■ Exercise input
------------
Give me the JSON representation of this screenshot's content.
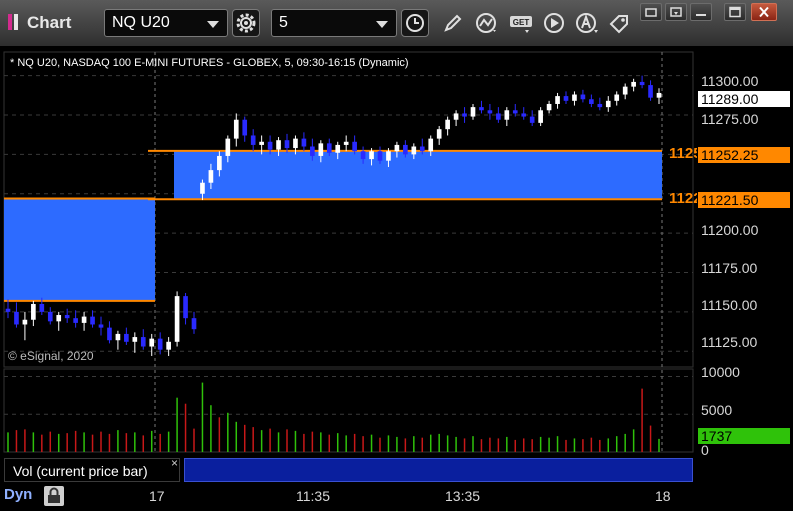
{
  "titlebar": {
    "title": "Chart",
    "symbol": "NQ U20",
    "interval": "5",
    "buttons": [
      "gear-icon",
      "clock-icon",
      "pencil-icon",
      "study-icon",
      "get-icon",
      "play-icon",
      "alert-icon",
      "tag-icon"
    ],
    "window_buttons": [
      "restore-icon",
      "dock-icon",
      "maximize-icon",
      "close-icon"
    ]
  },
  "legend": "* NQ U20, NASDAQ 100 E-MINI FUTURES - GLOBEX, 5, 09:30-16:15 (Dynamic)",
  "copyright": "© eSignal, 2020",
  "price_axis": {
    "ticks": [
      "11300.00",
      "11275.00",
      "11200.00",
      "11175.00",
      "11150.00",
      "11125.00"
    ],
    "last_price": "11289.00",
    "level_high": "11252.25",
    "level_low": "11221.50",
    "level_high_short": "11252.25",
    "level_low_short": "11221.50"
  },
  "volume_axis": {
    "ticks": [
      "10000",
      "5000",
      "0"
    ],
    "current_volume": "1737"
  },
  "study": {
    "label": "Vol (current price bar)",
    "close": "×"
  },
  "x_axis": {
    "ticks": [
      "17",
      "11:35",
      "13:35",
      "18"
    ],
    "mode": "Dyn"
  },
  "colors": {
    "up": "#ffffff",
    "down": "#2a2aff",
    "zone": "#2d6bff",
    "zone_border": "#ff8800",
    "vol_up": "#2fc20a",
    "vol_down": "#c81818"
  },
  "chart_data": {
    "type": "candlestick",
    "ylim": [
      11115,
      11315
    ],
    "volume_ylim": [
      0,
      11000
    ],
    "zones": [
      {
        "name": "prior-zone",
        "top": 11222,
        "bottom": 11157
      },
      {
        "name": "current-zone",
        "top": 11252.25,
        "bottom": 11221.5
      }
    ],
    "candles": [
      [
        11152,
        11158,
        11146,
        11150
      ],
      [
        11150,
        11156,
        11140,
        11142
      ],
      [
        11142,
        11150,
        11132,
        11145
      ],
      [
        11145,
        11157,
        11141,
        11155
      ],
      [
        11155,
        11159,
        11148,
        11150
      ],
      [
        11150,
        11153,
        11142,
        11144
      ],
      [
        11144,
        11150,
        11138,
        11148
      ],
      [
        11148,
        11152,
        11143,
        11146
      ],
      [
        11146,
        11151,
        11140,
        11143
      ],
      [
        11143,
        11150,
        11138,
        11147
      ],
      [
        11147,
        11151,
        11140,
        11142
      ],
      [
        11142,
        11147,
        11135,
        11140
      ],
      [
        11140,
        11144,
        11130,
        11132
      ],
      [
        11132,
        11138,
        11126,
        11136
      ],
      [
        11136,
        11140,
        11129,
        11131
      ],
      [
        11131,
        11137,
        11124,
        11134
      ],
      [
        11134,
        11139,
        11126,
        11128
      ],
      [
        11128,
        11136,
        11122,
        11133
      ],
      [
        11133,
        11137,
        11123,
        11126
      ],
      [
        11126,
        11134,
        11122,
        11131
      ],
      [
        11131,
        11163,
        11128,
        11160
      ],
      [
        11160,
        11162,
        11142,
        11146
      ],
      [
        11146,
        11150,
        11136,
        11139
      ],
      [
        11225,
        11234,
        11221,
        11232
      ],
      [
        11232,
        11244,
        11228,
        11240
      ],
      [
        11240,
        11252,
        11236,
        11249
      ],
      [
        11249,
        11262,
        11245,
        11260
      ],
      [
        11260,
        11276,
        11255,
        11272
      ],
      [
        11272,
        11274,
        11258,
        11262
      ],
      [
        11262,
        11266,
        11252,
        11256
      ],
      [
        11256,
        11262,
        11250,
        11258
      ],
      [
        11258,
        11262,
        11250,
        11253
      ],
      [
        11253,
        11261,
        11249,
        11259
      ],
      [
        11259,
        11263,
        11251,
        11254
      ],
      [
        11254,
        11262,
        11250,
        11260
      ],
      [
        11260,
        11264,
        11252,
        11255
      ],
      [
        11255,
        11260,
        11246,
        11249
      ],
      [
        11249,
        11259,
        11245,
        11257
      ],
      [
        11257,
        11260,
        11249,
        11251
      ],
      [
        11251,
        11258,
        11247,
        11256
      ],
      [
        11256,
        11262,
        11252,
        11258
      ],
      [
        11258,
        11262,
        11250,
        11252
      ],
      [
        11252,
        11255,
        11244,
        11247
      ],
      [
        11247,
        11254,
        11243,
        11252
      ],
      [
        11252,
        11255,
        11244,
        11246
      ],
      [
        11246,
        11254,
        11242,
        11252
      ],
      [
        11252,
        11258,
        11248,
        11256
      ],
      [
        11256,
        11259,
        11248,
        11250
      ],
      [
        11250,
        11257,
        11247,
        11255
      ],
      [
        11255,
        11260,
        11250,
        11252
      ],
      [
        11252,
        11262,
        11249,
        11260
      ],
      [
        11260,
        11268,
        11256,
        11266
      ],
      [
        11266,
        11274,
        11262,
        11272
      ],
      [
        11272,
        11278,
        11268,
        11276
      ],
      [
        11276,
        11280,
        11270,
        11274
      ],
      [
        11274,
        11282,
        11272,
        11280
      ],
      [
        11280,
        11284,
        11276,
        11278
      ],
      [
        11278,
        11282,
        11272,
        11276
      ],
      [
        11276,
        11280,
        11270,
        11272
      ],
      [
        11272,
        11280,
        11268,
        11278
      ],
      [
        11278,
        11282,
        11274,
        11276
      ],
      [
        11276,
        11280,
        11272,
        11274
      ],
      [
        11274,
        11278,
        11268,
        11270
      ],
      [
        11270,
        11280,
        11268,
        11278
      ],
      [
        11278,
        11284,
        11276,
        11282
      ],
      [
        11282,
        11289,
        11279,
        11287
      ],
      [
        11287,
        11290,
        11282,
        11284
      ],
      [
        11284,
        11290,
        11281,
        11288
      ],
      [
        11288,
        11291,
        11283,
        11285
      ],
      [
        11285,
        11288,
        11280,
        11282
      ],
      [
        11282,
        11286,
        11278,
        11280
      ],
      [
        11280,
        11287,
        11277,
        11284
      ],
      [
        11284,
        11290,
        11281,
        11288
      ],
      [
        11288,
        11295,
        11285,
        11293
      ],
      [
        11293,
        11298,
        11290,
        11296
      ],
      [
        11296,
        11300,
        11292,
        11294
      ],
      [
        11294,
        11297,
        11284,
        11286
      ],
      [
        11286,
        11292,
        11282,
        11289
      ]
    ],
    "volume": [
      [
        2600,
        1
      ],
      [
        2900,
        0
      ],
      [
        3000,
        0
      ],
      [
        2600,
        1
      ],
      [
        2300,
        0
      ],
      [
        2700,
        0
      ],
      [
        2400,
        1
      ],
      [
        2500,
        0
      ],
      [
        2800,
        0
      ],
      [
        2600,
        1
      ],
      [
        2300,
        0
      ],
      [
        2700,
        0
      ],
      [
        2400,
        0
      ],
      [
        2900,
        1
      ],
      [
        2500,
        0
      ],
      [
        2600,
        1
      ],
      [
        2200,
        0
      ],
      [
        2800,
        1
      ],
      [
        2400,
        0
      ],
      [
        2700,
        1
      ],
      [
        7200,
        1
      ],
      [
        6400,
        0
      ],
      [
        3100,
        0
      ],
      [
        9200,
        1
      ],
      [
        6200,
        1
      ],
      [
        4600,
        0
      ],
      [
        5200,
        1
      ],
      [
        4000,
        1
      ],
      [
        3600,
        0
      ],
      [
        3300,
        0
      ],
      [
        2900,
        1
      ],
      [
        3100,
        0
      ],
      [
        2600,
        1
      ],
      [
        3000,
        0
      ],
      [
        2800,
        1
      ],
      [
        2400,
        0
      ],
      [
        2700,
        0
      ],
      [
        2600,
        1
      ],
      [
        2300,
        0
      ],
      [
        2500,
        1
      ],
      [
        2200,
        1
      ],
      [
        2400,
        0
      ],
      [
        2100,
        0
      ],
      [
        2300,
        1
      ],
      [
        1900,
        0
      ],
      [
        2200,
        1
      ],
      [
        2000,
        1
      ],
      [
        1800,
        0
      ],
      [
        2100,
        1
      ],
      [
        1900,
        0
      ],
      [
        2300,
        1
      ],
      [
        2400,
        1
      ],
      [
        2200,
        1
      ],
      [
        2000,
        1
      ],
      [
        1800,
        0
      ],
      [
        2100,
        1
      ],
      [
        1700,
        0
      ],
      [
        1900,
        0
      ],
      [
        1800,
        0
      ],
      [
        2000,
        1
      ],
      [
        1600,
        0
      ],
      [
        1800,
        0
      ],
      [
        1700,
        0
      ],
      [
        2000,
        1
      ],
      [
        1900,
        1
      ],
      [
        2100,
        1
      ],
      [
        1600,
        0
      ],
      [
        1800,
        1
      ],
      [
        1700,
        0
      ],
      [
        1900,
        0
      ],
      [
        1600,
        0
      ],
      [
        1800,
        1
      ],
      [
        2100,
        1
      ],
      [
        2400,
        1
      ],
      [
        3000,
        1
      ],
      [
        8400,
        0
      ],
      [
        3500,
        0
      ],
      [
        1737,
        1
      ]
    ]
  }
}
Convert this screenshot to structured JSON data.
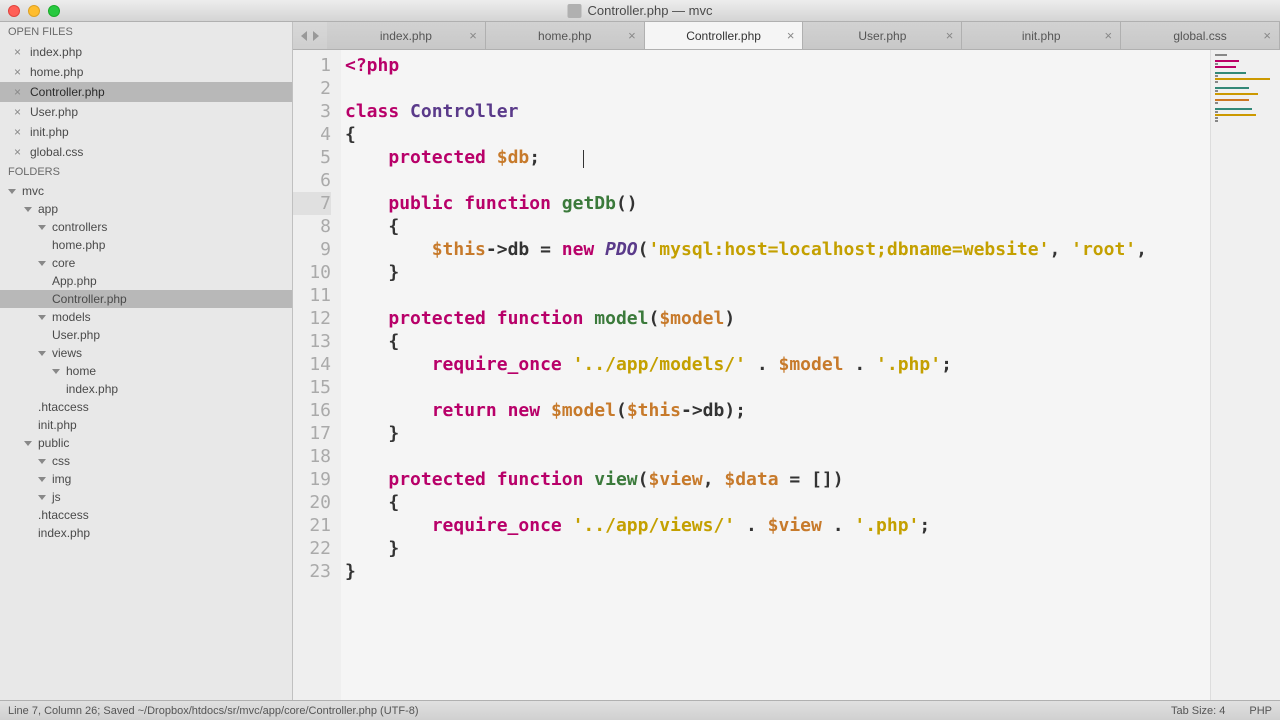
{
  "window": {
    "title": "Controller.php — mvc"
  },
  "sidebar": {
    "open_files_header": "OPEN FILES",
    "open_files": [
      {
        "name": "index.php",
        "active": false
      },
      {
        "name": "home.php",
        "active": false
      },
      {
        "name": "Controller.php",
        "active": true
      },
      {
        "name": "User.php",
        "active": false
      },
      {
        "name": "init.php",
        "active": false
      },
      {
        "name": "global.css",
        "active": false
      }
    ],
    "folders_header": "FOLDERS",
    "tree": [
      {
        "label": "mvc",
        "indent": 0,
        "folder": true
      },
      {
        "label": "app",
        "indent": 1,
        "folder": true
      },
      {
        "label": "controllers",
        "indent": 2,
        "folder": true
      },
      {
        "label": "home.php",
        "indent": 3,
        "folder": false
      },
      {
        "label": "core",
        "indent": 2,
        "folder": true
      },
      {
        "label": "App.php",
        "indent": 3,
        "folder": false
      },
      {
        "label": "Controller.php",
        "indent": 3,
        "folder": false,
        "active": true
      },
      {
        "label": "models",
        "indent": 2,
        "folder": true
      },
      {
        "label": "User.php",
        "indent": 3,
        "folder": false
      },
      {
        "label": "views",
        "indent": 2,
        "folder": true
      },
      {
        "label": "home",
        "indent": 3,
        "folder": true
      },
      {
        "label": "index.php",
        "indent": 4,
        "folder": false
      },
      {
        "label": ".htaccess",
        "indent": 2,
        "folder": false
      },
      {
        "label": "init.php",
        "indent": 2,
        "folder": false
      },
      {
        "label": "public",
        "indent": 1,
        "folder": true
      },
      {
        "label": "css",
        "indent": 2,
        "folder": true
      },
      {
        "label": "img",
        "indent": 2,
        "folder": true
      },
      {
        "label": "js",
        "indent": 2,
        "folder": true
      },
      {
        "label": ".htaccess",
        "indent": 2,
        "folder": false
      },
      {
        "label": "index.php",
        "indent": 2,
        "folder": false
      }
    ]
  },
  "tabs": [
    {
      "label": "index.php",
      "active": false
    },
    {
      "label": "home.php",
      "active": false
    },
    {
      "label": "Controller.php",
      "active": true
    },
    {
      "label": "User.php",
      "active": false
    },
    {
      "label": "init.php",
      "active": false
    },
    {
      "label": "global.css",
      "active": false
    }
  ],
  "code": {
    "line_count": 23,
    "active_line": 7,
    "tokens": {
      "l1_open": "<?php",
      "l3_class": "class",
      "l3_name": "Controller",
      "l4": "{",
      "l5_prot": "protected",
      "l5_var": "$db",
      "l5_semi": ";",
      "l7_pub": "public",
      "l7_func": "function",
      "l7_name": "getDb",
      "l7_par": "()",
      "l8": "{",
      "l9_this": "$this",
      "l9_arrow": "->db = ",
      "l9_new": "new",
      "l9_pdo": "PDO",
      "l9_open": "(",
      "l9_str1": "'mysql:host=localhost;dbname=website'",
      "l9_c1": ", ",
      "l9_str2": "'root'",
      "l9_c2": ",",
      "l10": "}",
      "l12_prot": "protected",
      "l12_func": "function",
      "l12_name": "model",
      "l12_open": "(",
      "l12_var": "$model",
      "l12_close": ")",
      "l13": "{",
      "l14_req": "require_once",
      "l14_s1": "'../app/models/'",
      "l14_dot1": " . ",
      "l14_var": "$model",
      "l14_dot2": " . ",
      "l14_s2": "'.php'",
      "l14_semi": ";",
      "l16_ret": "return",
      "l16_new": "new",
      "l16_var": "$model",
      "l16_open": "(",
      "l16_this": "$this",
      "l16_arrow": "->db);",
      "l17": "}",
      "l19_prot": "protected",
      "l19_func": "function",
      "l19_name": "view",
      "l19_open": "(",
      "l19_v1": "$view",
      "l19_c": ", ",
      "l19_v2": "$data",
      "l19_def": " = [])",
      "l20": "{",
      "l21_req": "require_once",
      "l21_s1": "'../app/views/'",
      "l21_dot1": " . ",
      "l21_var": "$view",
      "l21_dot2": " . ",
      "l21_s2": "'.php'",
      "l21_semi": ";",
      "l22": "}",
      "l23": "}"
    }
  },
  "statusbar": {
    "left": "Line 7, Column 26; Saved ~/Dropbox/htdocs/sr/mvc/app/core/Controller.php (UTF-8)",
    "tab_size": "Tab Size: 4",
    "lang": "PHP"
  }
}
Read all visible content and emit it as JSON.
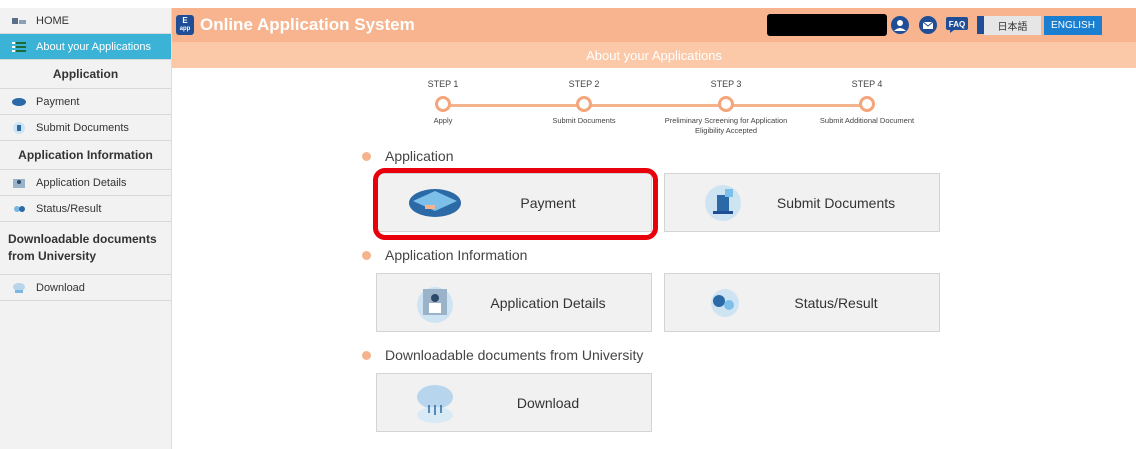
------------
Across the data, tally the lines containing "this" and give back the number alone.

■ Solution to the problem
4